CHALLENGE
Identify the lines bearing the string "percentage" and gather them.

RECORD LIST
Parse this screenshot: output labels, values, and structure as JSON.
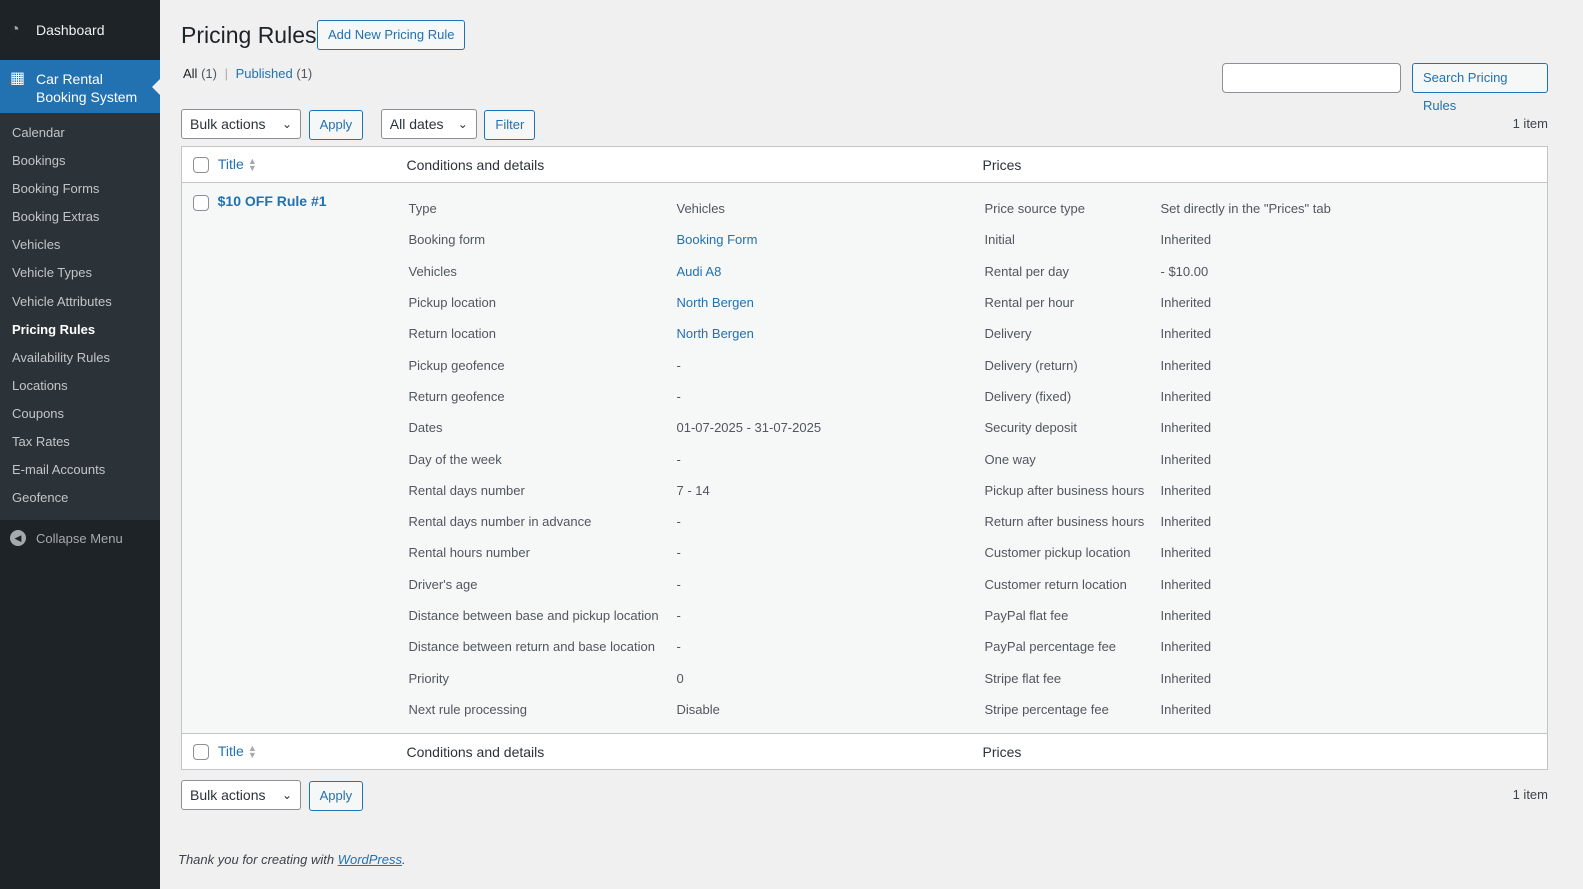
{
  "sidebar": {
    "dashboard": "Dashboard",
    "current": "Car Rental Booking System",
    "items": [
      "Calendar",
      "Bookings",
      "Booking Forms",
      "Booking Extras",
      "Vehicles",
      "Vehicle Types",
      "Vehicle Attributes",
      "Pricing Rules",
      "Availability Rules",
      "Locations",
      "Coupons",
      "Tax Rates",
      "E-mail Accounts",
      "Geofence"
    ],
    "active": "Pricing Rules",
    "collapse": "Collapse Menu"
  },
  "header": {
    "title": "Pricing Rules",
    "add_new": "Add New Pricing Rule"
  },
  "views": {
    "all": "All",
    "all_count": "(1)",
    "sep": "|",
    "published": "Published",
    "published_count": "(1)"
  },
  "search": {
    "value": "",
    "button": "Search Pricing Rules"
  },
  "toolbar": {
    "bulk": "Bulk actions",
    "apply": "Apply",
    "dates": "All dates",
    "filter": "Filter",
    "count": "1 item"
  },
  "columns": {
    "title": "Title",
    "conditions": "Conditions and details",
    "prices": "Prices"
  },
  "row": {
    "title": "$10 OFF Rule #1",
    "conditions": [
      [
        "Type",
        "Vehicles",
        false
      ],
      [
        "Booking form",
        "Booking Form",
        true
      ],
      [
        "Vehicles",
        "Audi A8",
        true
      ],
      [
        "Pickup location",
        "North Bergen",
        true
      ],
      [
        "Return location",
        "North Bergen",
        true
      ],
      [
        "Pickup geofence",
        "-",
        false
      ],
      [
        "Return geofence",
        "-",
        false
      ],
      [
        "Dates",
        "01-07-2025 - 31-07-2025",
        false
      ],
      [
        "Day of the week",
        "-",
        false
      ],
      [
        "Rental days number",
        "7 - 14",
        false
      ],
      [
        "Rental days number in advance",
        "-",
        false
      ],
      [
        "Rental hours number",
        "-",
        false
      ],
      [
        "Driver's age",
        "-",
        false
      ],
      [
        "Distance between base and pickup location",
        "-",
        false
      ],
      [
        "Distance between return and base location",
        "-",
        false
      ],
      [
        "Priority",
        "0",
        false
      ],
      [
        "Next rule processing",
        "Disable",
        false
      ]
    ],
    "prices": [
      [
        "Price source type",
        "Set directly in the \"Prices\" tab"
      ],
      [
        "Initial",
        "Inherited"
      ],
      [
        "Rental per day",
        "- $10.00"
      ],
      [
        "Rental per hour",
        "Inherited"
      ],
      [
        "Delivery",
        "Inherited"
      ],
      [
        "Delivery (return)",
        "Inherited"
      ],
      [
        "Delivery (fixed)",
        "Inherited"
      ],
      [
        "Security deposit",
        "Inherited"
      ],
      [
        "One way",
        "Inherited"
      ],
      [
        "Pickup after business hours",
        "Inherited"
      ],
      [
        "Return after business hours",
        "Inherited"
      ],
      [
        "Customer pickup location",
        "Inherited"
      ],
      [
        "Customer return location",
        "Inherited"
      ],
      [
        "PayPal flat fee",
        "Inherited"
      ],
      [
        "PayPal percentage fee",
        "Inherited"
      ],
      [
        "Stripe flat fee",
        "Inherited"
      ],
      [
        "Stripe percentage fee",
        "Inherited"
      ]
    ]
  },
  "footer": {
    "text": "Thank you for creating with ",
    "link": "WordPress",
    "end": "."
  }
}
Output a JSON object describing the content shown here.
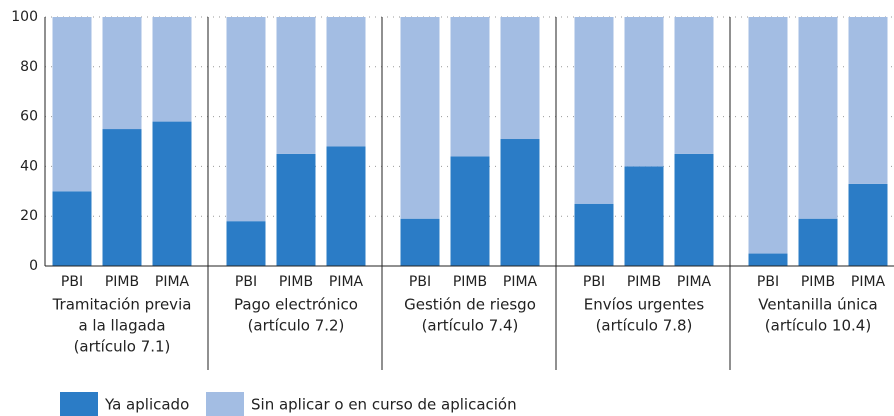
{
  "chart_data": {
    "type": "stacked-bar",
    "categories": [
      "PBI",
      "PIMB",
      "PIMA",
      "PBI",
      "PIMB",
      "PIMA",
      "PBI",
      "PIMB",
      "PIMA",
      "PBI",
      "PIMB",
      "PIMA",
      "PBI",
      "PIMB",
      "PIMA"
    ],
    "groups": [
      [
        "Tramitación previa",
        "a la llagada",
        "(artículo 7.1)"
      ],
      [
        "Pago electrónico",
        "(artículo 7.2)"
      ],
      [
        "Gestión de riesgo",
        "(artículo 7.4)"
      ],
      [
        "Envíos urgentes",
        "(artículo 7.8)"
      ],
      [
        "Ventanilla única",
        "(artículo 10.4)"
      ]
    ],
    "series": [
      {
        "name": "Ya aplicado",
        "color": "#2b7cc6",
        "values": [
          30,
          55,
          58,
          18,
          45,
          48,
          19,
          44,
          51,
          25,
          40,
          45,
          5,
          19,
          33
        ]
      },
      {
        "name": "Sin aplicar o en curso de aplicación",
        "color": "#a3bde3",
        "values": [
          70,
          45,
          42,
          82,
          55,
          52,
          81,
          56,
          49,
          75,
          60,
          55,
          95,
          81,
          67
        ]
      }
    ],
    "ylim": [
      0,
      100
    ],
    "yticks": [
      0,
      20,
      40,
      60,
      80,
      100
    ],
    "grid": true
  }
}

WORKED ANSWER
        "PayPal percentage fee",
        "Stripe percentage fee",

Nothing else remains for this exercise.